## START GIVEN ENTRIES
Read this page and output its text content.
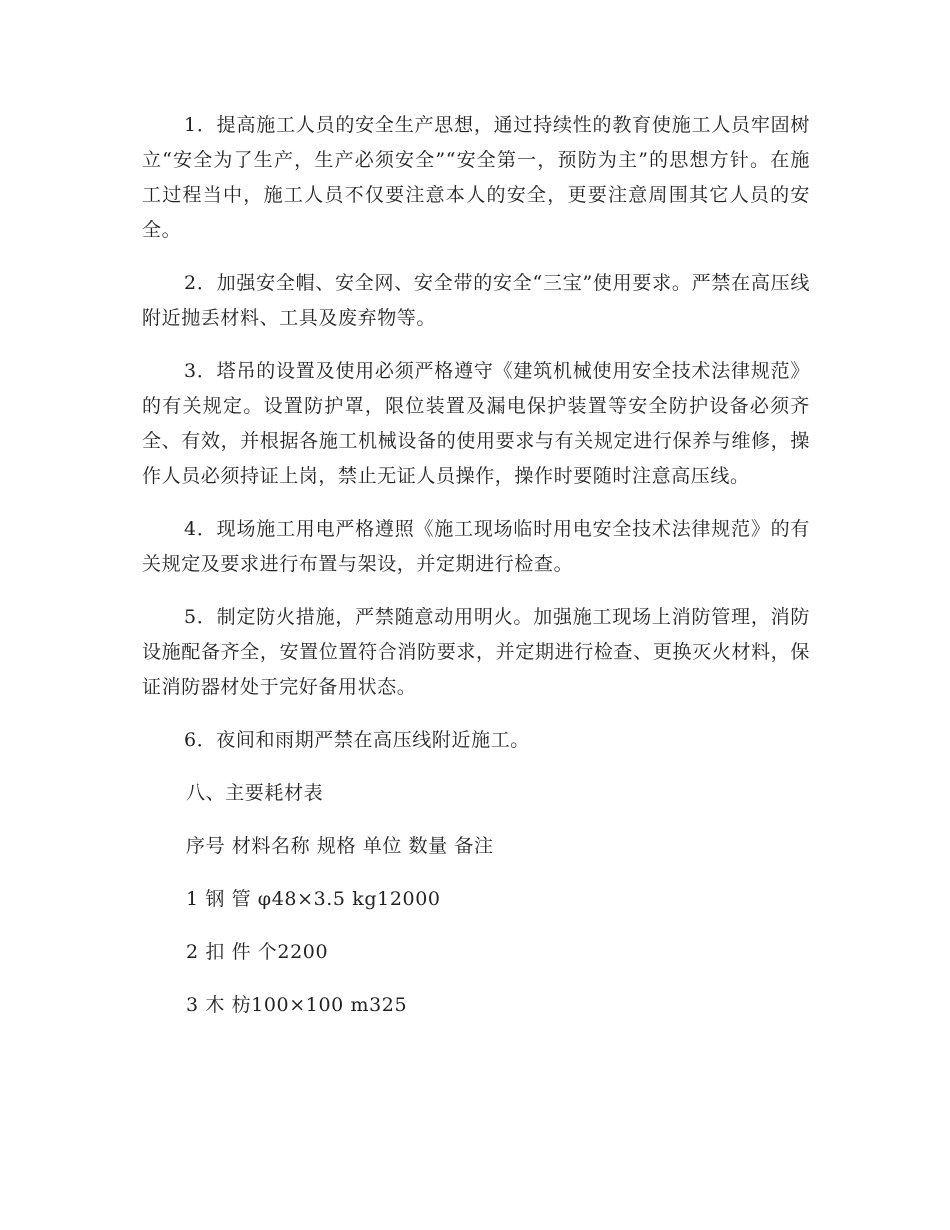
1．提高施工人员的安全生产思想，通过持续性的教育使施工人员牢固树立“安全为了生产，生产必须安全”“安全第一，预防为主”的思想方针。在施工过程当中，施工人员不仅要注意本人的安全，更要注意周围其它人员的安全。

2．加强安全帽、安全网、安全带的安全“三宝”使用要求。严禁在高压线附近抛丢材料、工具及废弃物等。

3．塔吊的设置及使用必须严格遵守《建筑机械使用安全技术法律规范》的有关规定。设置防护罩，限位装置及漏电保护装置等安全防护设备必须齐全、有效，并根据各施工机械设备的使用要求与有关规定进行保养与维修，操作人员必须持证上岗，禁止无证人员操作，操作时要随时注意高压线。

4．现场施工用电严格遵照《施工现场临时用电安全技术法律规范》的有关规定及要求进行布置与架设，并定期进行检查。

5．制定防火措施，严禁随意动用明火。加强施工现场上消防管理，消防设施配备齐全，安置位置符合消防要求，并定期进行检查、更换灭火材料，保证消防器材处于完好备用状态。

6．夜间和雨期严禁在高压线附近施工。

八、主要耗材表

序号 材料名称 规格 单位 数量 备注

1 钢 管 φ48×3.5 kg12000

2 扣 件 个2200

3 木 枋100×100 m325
## END GIVEN ENTRIES
## START GIVEN ENTRIES
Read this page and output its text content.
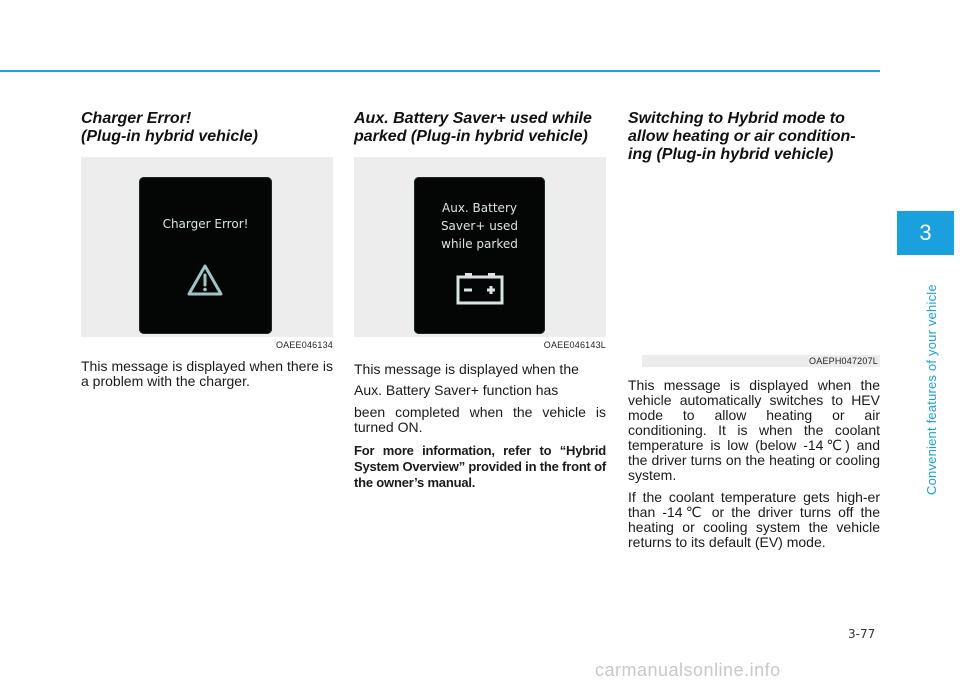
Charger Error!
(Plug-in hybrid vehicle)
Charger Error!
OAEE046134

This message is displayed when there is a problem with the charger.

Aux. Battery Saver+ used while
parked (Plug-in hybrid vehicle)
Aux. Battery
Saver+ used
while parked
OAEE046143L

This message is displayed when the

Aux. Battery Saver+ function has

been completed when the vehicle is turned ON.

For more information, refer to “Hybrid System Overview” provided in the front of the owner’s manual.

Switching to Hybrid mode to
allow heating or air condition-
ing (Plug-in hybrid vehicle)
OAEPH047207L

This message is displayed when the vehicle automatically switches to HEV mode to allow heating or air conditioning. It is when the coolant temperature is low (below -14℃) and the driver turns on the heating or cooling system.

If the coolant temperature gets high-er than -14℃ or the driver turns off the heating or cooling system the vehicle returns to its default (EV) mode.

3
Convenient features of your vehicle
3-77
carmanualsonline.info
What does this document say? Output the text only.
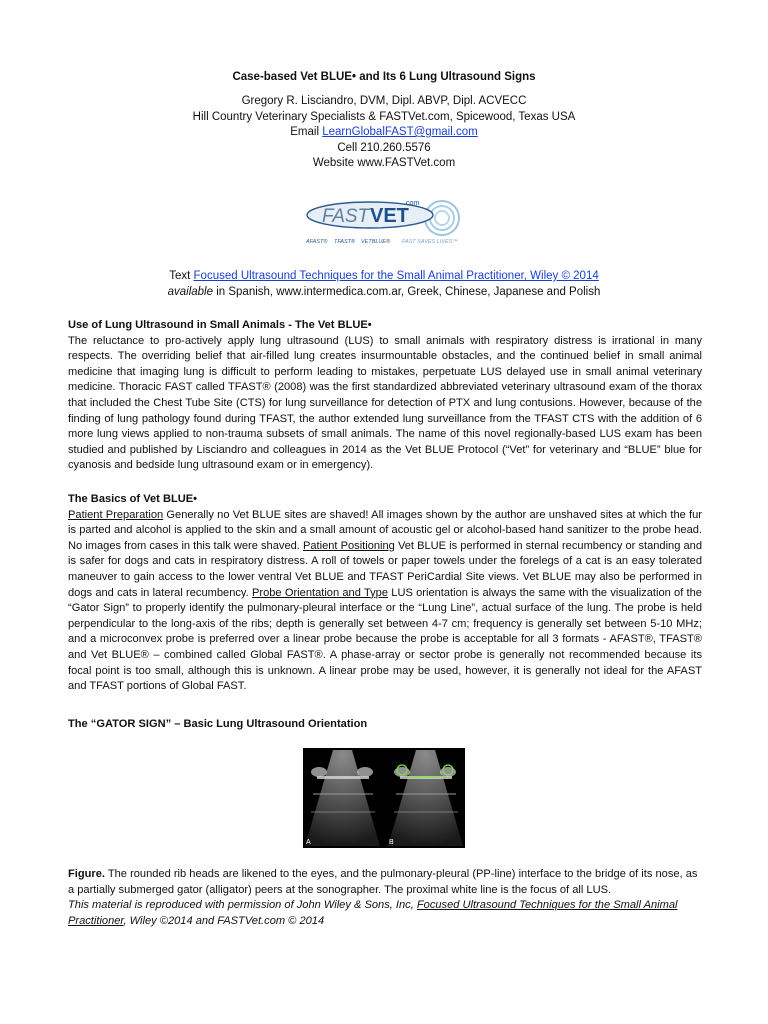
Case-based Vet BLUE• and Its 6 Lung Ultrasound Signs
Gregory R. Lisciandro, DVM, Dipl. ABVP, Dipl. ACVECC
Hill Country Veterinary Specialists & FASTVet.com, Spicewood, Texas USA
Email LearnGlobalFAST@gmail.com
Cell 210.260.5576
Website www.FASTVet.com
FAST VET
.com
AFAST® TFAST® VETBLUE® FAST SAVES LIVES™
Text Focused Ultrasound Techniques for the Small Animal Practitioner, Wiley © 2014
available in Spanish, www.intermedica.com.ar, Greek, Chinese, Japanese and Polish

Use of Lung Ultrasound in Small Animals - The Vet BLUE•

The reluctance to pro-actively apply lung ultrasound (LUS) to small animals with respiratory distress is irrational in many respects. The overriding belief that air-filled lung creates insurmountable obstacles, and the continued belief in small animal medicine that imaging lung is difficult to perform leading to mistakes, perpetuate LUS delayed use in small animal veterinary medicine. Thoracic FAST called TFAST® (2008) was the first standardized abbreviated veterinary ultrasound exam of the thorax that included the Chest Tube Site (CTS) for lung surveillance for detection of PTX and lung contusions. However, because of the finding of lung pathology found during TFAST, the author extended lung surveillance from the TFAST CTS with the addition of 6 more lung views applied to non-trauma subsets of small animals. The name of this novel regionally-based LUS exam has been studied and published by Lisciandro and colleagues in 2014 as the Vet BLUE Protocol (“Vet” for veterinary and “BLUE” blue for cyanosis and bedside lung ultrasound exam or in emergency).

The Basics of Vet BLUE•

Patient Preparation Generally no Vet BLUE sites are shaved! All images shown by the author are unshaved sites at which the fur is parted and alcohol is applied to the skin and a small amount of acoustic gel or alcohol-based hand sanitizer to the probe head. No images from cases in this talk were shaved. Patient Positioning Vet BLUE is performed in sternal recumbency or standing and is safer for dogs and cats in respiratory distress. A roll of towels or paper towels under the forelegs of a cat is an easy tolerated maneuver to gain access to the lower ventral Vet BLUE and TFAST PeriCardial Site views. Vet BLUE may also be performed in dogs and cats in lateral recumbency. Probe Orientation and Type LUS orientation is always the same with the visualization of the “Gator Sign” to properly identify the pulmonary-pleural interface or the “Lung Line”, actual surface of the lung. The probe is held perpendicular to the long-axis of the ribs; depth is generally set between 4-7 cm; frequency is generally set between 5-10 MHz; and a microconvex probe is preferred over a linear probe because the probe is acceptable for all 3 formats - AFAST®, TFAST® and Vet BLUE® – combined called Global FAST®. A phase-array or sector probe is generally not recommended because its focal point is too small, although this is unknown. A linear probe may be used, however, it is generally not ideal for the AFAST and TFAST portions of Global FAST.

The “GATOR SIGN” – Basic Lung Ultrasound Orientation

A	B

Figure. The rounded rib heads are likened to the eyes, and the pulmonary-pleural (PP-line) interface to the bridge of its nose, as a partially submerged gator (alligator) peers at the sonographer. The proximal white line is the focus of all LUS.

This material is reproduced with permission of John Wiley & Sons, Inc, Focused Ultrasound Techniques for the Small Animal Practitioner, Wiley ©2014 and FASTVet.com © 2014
## END GIVEN ENTRIES
## START GIVEN ENTRIES
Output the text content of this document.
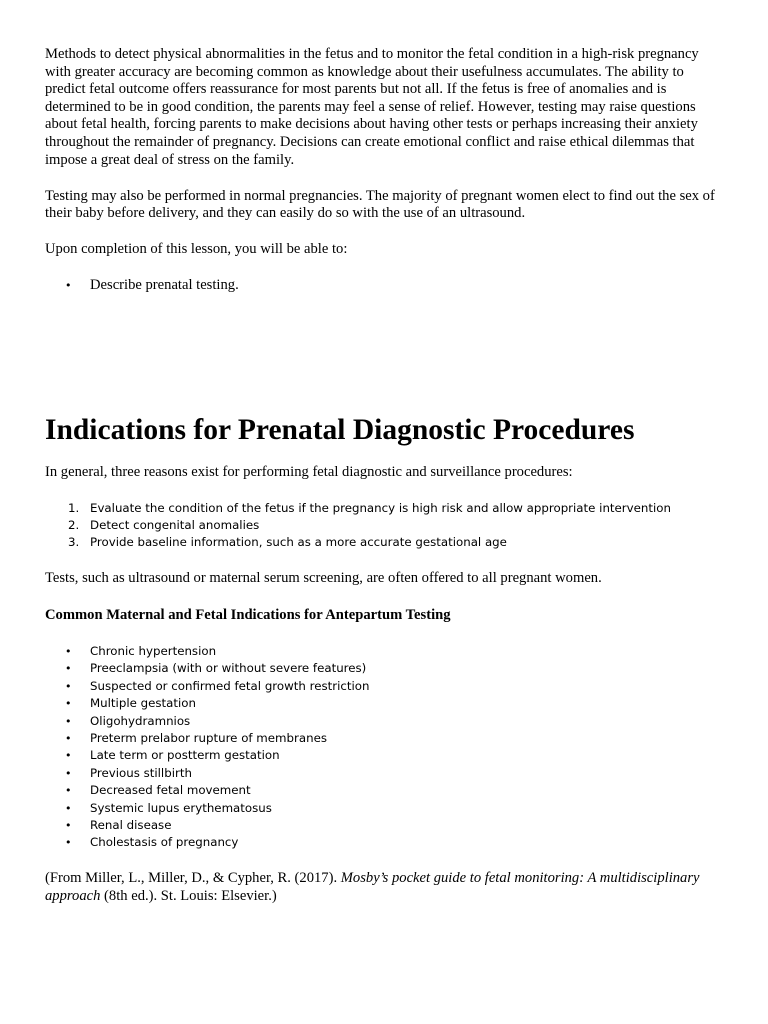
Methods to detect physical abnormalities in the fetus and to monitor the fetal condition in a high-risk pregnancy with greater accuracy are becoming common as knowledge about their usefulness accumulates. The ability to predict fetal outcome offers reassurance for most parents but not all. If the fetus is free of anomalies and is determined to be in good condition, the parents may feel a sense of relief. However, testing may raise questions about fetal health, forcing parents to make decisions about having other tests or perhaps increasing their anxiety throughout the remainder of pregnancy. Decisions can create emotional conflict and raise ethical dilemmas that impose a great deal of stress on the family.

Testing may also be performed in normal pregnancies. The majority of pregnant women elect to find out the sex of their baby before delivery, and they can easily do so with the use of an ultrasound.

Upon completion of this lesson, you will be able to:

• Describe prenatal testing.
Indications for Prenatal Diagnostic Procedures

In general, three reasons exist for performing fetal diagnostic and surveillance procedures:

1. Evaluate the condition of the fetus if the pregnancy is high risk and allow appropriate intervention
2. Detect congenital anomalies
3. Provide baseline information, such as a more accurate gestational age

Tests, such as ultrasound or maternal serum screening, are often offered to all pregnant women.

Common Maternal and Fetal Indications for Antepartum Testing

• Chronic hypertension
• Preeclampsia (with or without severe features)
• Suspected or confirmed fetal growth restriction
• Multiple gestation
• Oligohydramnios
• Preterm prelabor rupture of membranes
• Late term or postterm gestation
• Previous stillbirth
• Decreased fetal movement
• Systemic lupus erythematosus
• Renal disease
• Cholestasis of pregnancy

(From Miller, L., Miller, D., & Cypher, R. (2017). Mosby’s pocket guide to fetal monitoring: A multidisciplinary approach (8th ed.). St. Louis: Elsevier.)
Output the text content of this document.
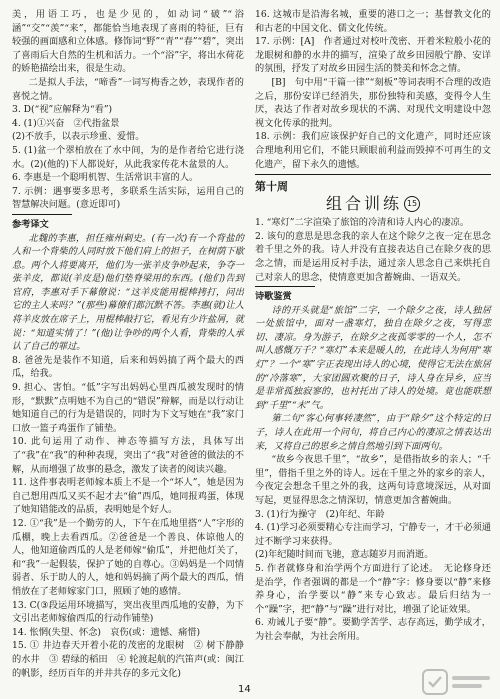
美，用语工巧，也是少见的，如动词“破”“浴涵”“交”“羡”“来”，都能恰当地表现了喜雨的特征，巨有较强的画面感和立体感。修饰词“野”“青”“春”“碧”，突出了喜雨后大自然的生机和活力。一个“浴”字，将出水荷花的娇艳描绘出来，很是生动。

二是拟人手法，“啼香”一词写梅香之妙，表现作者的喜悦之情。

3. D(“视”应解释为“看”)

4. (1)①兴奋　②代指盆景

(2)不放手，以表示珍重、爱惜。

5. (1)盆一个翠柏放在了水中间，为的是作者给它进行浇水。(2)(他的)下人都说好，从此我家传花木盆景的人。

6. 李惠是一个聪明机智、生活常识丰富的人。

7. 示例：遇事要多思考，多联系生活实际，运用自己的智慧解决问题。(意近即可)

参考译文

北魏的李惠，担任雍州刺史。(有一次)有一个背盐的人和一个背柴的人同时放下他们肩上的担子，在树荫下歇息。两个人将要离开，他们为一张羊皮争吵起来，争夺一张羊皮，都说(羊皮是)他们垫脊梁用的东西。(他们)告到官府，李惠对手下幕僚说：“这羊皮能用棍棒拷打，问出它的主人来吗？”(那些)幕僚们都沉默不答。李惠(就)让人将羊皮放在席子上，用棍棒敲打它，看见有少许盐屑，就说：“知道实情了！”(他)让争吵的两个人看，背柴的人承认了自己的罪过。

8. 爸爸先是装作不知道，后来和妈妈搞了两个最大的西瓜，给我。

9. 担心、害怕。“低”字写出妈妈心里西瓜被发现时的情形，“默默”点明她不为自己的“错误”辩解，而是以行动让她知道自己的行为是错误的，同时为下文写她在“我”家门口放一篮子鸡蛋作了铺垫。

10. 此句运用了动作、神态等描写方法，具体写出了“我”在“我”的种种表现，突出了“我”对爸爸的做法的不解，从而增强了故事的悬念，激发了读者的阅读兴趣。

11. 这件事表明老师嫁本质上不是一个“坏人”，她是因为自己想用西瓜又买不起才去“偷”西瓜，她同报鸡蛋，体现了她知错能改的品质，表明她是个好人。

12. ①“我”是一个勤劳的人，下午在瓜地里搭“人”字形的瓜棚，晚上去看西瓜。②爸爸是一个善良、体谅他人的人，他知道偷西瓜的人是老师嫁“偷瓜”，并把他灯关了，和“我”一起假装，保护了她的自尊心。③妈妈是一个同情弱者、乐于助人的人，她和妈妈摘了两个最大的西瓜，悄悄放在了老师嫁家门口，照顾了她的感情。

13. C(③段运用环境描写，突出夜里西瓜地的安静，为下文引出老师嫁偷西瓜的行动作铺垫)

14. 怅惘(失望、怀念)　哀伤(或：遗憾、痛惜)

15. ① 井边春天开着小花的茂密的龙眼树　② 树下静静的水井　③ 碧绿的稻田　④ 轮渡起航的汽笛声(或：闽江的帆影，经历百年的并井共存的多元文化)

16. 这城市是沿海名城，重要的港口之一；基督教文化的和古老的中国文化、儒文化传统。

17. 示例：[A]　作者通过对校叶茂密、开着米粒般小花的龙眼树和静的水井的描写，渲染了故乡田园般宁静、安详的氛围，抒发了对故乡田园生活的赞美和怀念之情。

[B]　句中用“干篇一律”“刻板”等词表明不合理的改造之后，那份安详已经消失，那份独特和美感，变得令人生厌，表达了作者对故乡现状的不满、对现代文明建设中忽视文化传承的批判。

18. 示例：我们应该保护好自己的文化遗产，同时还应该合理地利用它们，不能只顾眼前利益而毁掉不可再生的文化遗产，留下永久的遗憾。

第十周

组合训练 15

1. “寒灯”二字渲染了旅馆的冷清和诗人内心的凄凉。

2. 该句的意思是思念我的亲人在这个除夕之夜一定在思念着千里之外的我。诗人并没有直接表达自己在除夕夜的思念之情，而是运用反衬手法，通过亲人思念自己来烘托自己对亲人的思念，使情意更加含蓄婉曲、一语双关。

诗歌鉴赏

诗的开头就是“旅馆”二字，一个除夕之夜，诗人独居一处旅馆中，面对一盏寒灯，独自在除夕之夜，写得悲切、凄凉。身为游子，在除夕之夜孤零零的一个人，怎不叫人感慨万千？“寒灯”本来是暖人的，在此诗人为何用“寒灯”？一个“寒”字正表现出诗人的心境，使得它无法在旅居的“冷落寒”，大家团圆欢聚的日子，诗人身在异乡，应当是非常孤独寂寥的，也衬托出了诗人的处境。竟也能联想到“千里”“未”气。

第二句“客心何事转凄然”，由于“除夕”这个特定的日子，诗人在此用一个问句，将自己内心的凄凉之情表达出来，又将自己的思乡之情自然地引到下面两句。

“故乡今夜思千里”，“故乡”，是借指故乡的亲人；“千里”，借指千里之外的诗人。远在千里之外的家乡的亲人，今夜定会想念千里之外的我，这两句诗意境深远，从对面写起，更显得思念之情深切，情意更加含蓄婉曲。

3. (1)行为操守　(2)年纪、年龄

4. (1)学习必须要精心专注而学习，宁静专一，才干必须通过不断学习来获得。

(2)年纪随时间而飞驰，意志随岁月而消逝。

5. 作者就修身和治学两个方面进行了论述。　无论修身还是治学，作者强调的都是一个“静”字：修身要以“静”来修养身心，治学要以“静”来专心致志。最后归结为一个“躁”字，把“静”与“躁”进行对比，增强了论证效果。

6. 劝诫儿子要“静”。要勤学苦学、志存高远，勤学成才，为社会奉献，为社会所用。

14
## END GIVEN ENTRIES
[EXERCISE BRIEF]
Find each line that has the word "Lisciandro", then copy it out.

[FULL ANSWER]
Gregory R. Lisciandro, DVM, Dipl. ABVP, Dipl. ACVECC
The reluctance to pro-actively apply lung ultrasound (LUS) to small animals with respiratory distress is irrational in many respects. The overriding belief that air-filled lung creates insurmountable obstacles, and the continued belief in small animal medicine that imaging lung is difficult to perform leading to mistakes, perpetuate LUS delayed use in small animal veterinary medicine. Thoracic FAST called TFAST® (2008) was the first standardized abbreviated veterinary ultrasound exam of the thorax that included the Chest Tube Site (CTS) for lung surveillance for detection of PTX and lung contusions. However, because of the finding of lung pathology found during TFAST, the author extended lung surveillance from the TFAST CTS with the addition of 6 more lung views applied to non-trauma subsets of small animals. The name of this novel regionally-based LUS exam has been studied and published by Lisciandro and colleagues in 2014 as the Vet BLUE Protocol (“Vet” for veterinary and “BLUE” blue for cyanosis and bedside lung ultrasound exam or in emergency).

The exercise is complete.